Records:
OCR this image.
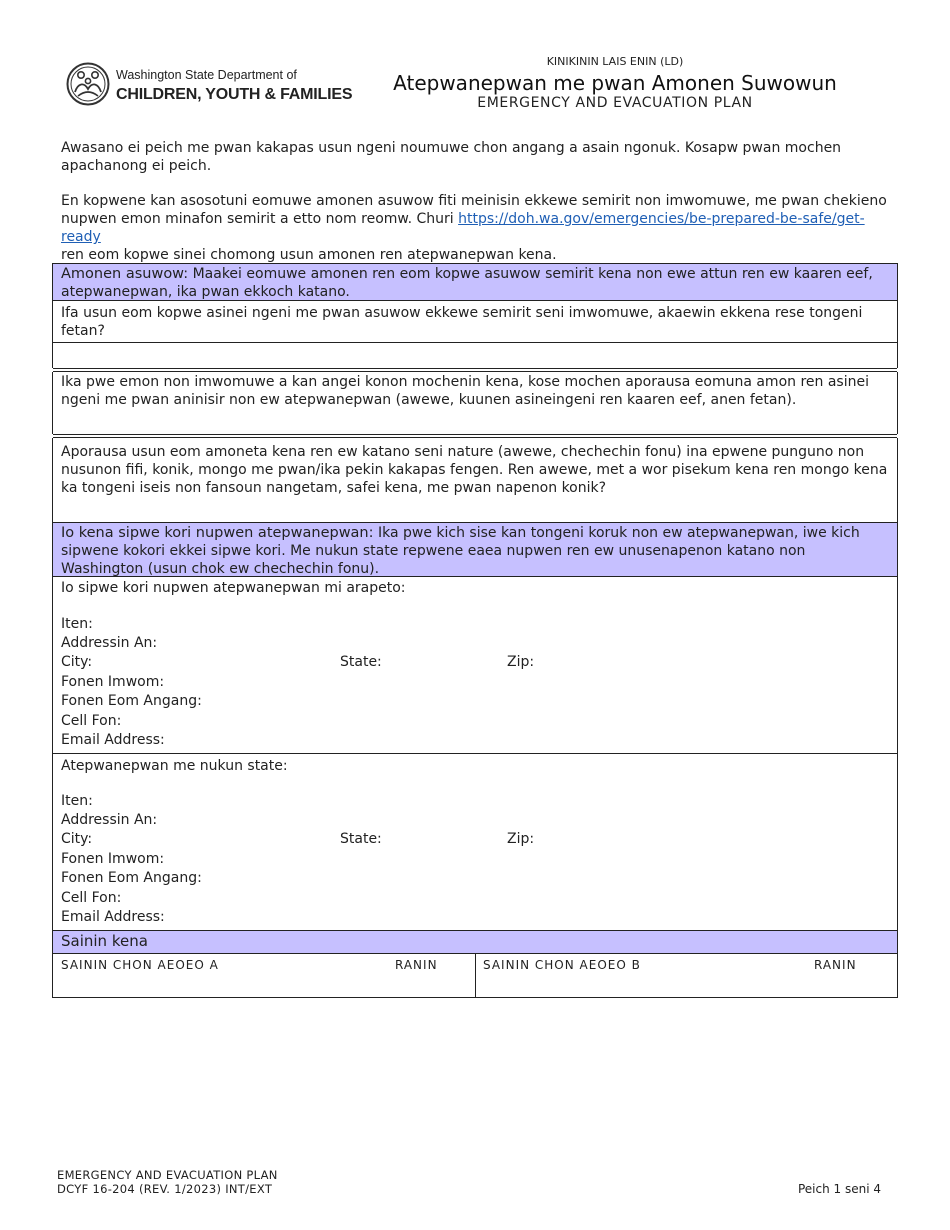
Washington State Department of
CHILDREN, YOUTH & FAMILIES
KINIKININ LAIS ENIN (LD)
Atepwanepwan me pwan Amonen Suwowun
EMERGENCY AND EVACUATION PLAN
Awasano ei peich me pwan kakapas usun ngeni noumuwe chon angang a asain ngonuk. Kosapw pwan mochen apachanong ei peich.
En kopwene kan asosotuni eomuwe amonen asuwow fiti meinisin ekkewe semirit non imwomuwe, me pwan chekieno nupwen emon minafon semirit a etto nom reomw. Churi https://doh.wa.gov/emergencies/be-prepared-be-safe/get-ready
ren eom kopwe sinei chomong usun amonen ren atepwanepwan kena.
Amonen asuwow: Maakei eomuwe amonen ren eom kopwe asuwow semirit kena non ewe attun ren ew kaaren eef, atepwanepwan, ika pwan ekkoch katano.
Ifa usun eom kopwe asinei ngeni me pwan asuwow ekkewe semirit seni imwomuwe, akaewin ekkena rese tongeni fetan?
Ika pwe emon non imwomuwe a kan angei konon mochenin kena, kose mochen aporausa eomuna amon ren asinei ngeni me pwan aninisir non ew atepwanepwan (awewe, kuunen asineingeni ren kaaren eef, anen fetan).
Aporausa usun eom amoneta kena ren ew katano seni nature (awewe, chechechin fonu) ina epwene punguno non nusunon fifi, konik, mongo me pwan/ika pekin kakapas fengen. Ren awewe, met a wor pisekum kena ren mongo kena ka tongeni iseis non fansoun nangetam, safei kena, me pwan napenon konik?
Io kena sipwe kori nupwen atepwanepwan: Ika pwe kich sise kan tongeni koruk non ew atepwanepwan, iwe kich sipwene kokori ekkei sipwe kori. Me nukun state repwene eaea nupwen ren ew unusenapenon katano non Washington (usun chok ew chechechin fonu).
Io sipwe kori nupwen atepwanepwan mi arapeto:
Iten:
Addressin An:
City:	State:	Zip:
Fonen Imwom:
Fonen Eom Angang:
Cell Fon:
Email Address:
Atepwanepwan me nukun state:
Iten:
Addressin An:
City:	State:	Zip:
Fonen Imwom:
Fonen Eom Angang:
Cell Fon:
Email Address:
Sainin kena
SAININ CHON AEOEO A	RANIN	SAININ CHON AEOEO B	RANIN
EMERGENCY AND EVACUATION PLAN
DCYF 16-204 (REV. 1/2023) INT/EXT	Peich 1 seni 4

What the task requires: Leave out the pictures and print each record exactly as it stands.

Result of the exercise:
OCR this image.
Washington State Department of
CHILDREN, YOUTH & FAMILIES
KINIKININ LAIS ENIN (LD)
Atepwanepwan me pwan Amonen Suwowun
EMERGENCY AND EVACUATION PLAN
Awasano ei peich me pwan kakapas usun ngeni noumuwe chon angang a asain ngonuk. Kosapw pwan mochen apachanong ei peich.
En kopwene kan asosotuni eomuwe amonen asuwow fiti meinisin ekkewe semirit non imwomuwe, me pwan chekieno nupwen emon minafon semirit a etto nom reomw. Churi https://doh.wa.gov/emergencies/be-prepared-be-safe/get-ready
ren eom kopwe sinei chomong usun amonen ren atepwanepwan kena.
Amonen asuwow: Maakei eomuwe amonen ren eom kopwe asuwow semirit kena non ewe attun ren ew kaaren eef, atepwanepwan, ika pwan ekkoch katano.
Ifa usun eom kopwe asinei ngeni me pwan asuwow ekkewe semirit seni imwomuwe, akaewin ekkena rese tongeni fetan?
Ika pwe emon non imwomuwe a kan angei konon mochenin kena, kose mochen aporausa eomuna amon ren asinei ngeni me pwan aninisir non ew atepwanepwan (awewe, kuunen asineingeni ren kaaren eef, anen fetan).
Aporausa usun eom amoneta kena ren ew katano seni nature (awewe, chechechin fonu) ina epwene punguno non nusunon fifi, konik, mongo me pwan/ika pekin kakapas fengen. Ren awewe, met a wor pisekum kena ren mongo kena ka tongeni iseis non fansoun nangetam, safei kena, me pwan napenon konik?
Io kena sipwe kori nupwen atepwanepwan: Ika pwe kich sise kan tongeni koruk non ew atepwanepwan, iwe kich sipwene kokori ekkei sipwe kori. Me nukun state repwene eaea nupwen ren ew unusenapenon katano non Washington (usun chok ew chechechin fonu).
Io sipwe kori nupwen atepwanepwan mi arapeto:
Iten:
Addressin An:
City:	State:	Zip:
Fonen Imwom:
Fonen Eom Angang:
Cell Fon:
Email Address:
Atepwanepwan me nukun state:
Iten:
Addressin An:
City:	State:	Zip:
Fonen Imwom:
Fonen Eom Angang:
Cell Fon:
Email Address:
Sainin kena
SAININ CHON AEOEO A	RANIN	SAININ CHON AEOEO B	RANIN
EMERGENCY AND EVACUATION PLAN
DCYF 16-204 (REV. 1/2023) INT/EXT	Peich 1 seni 4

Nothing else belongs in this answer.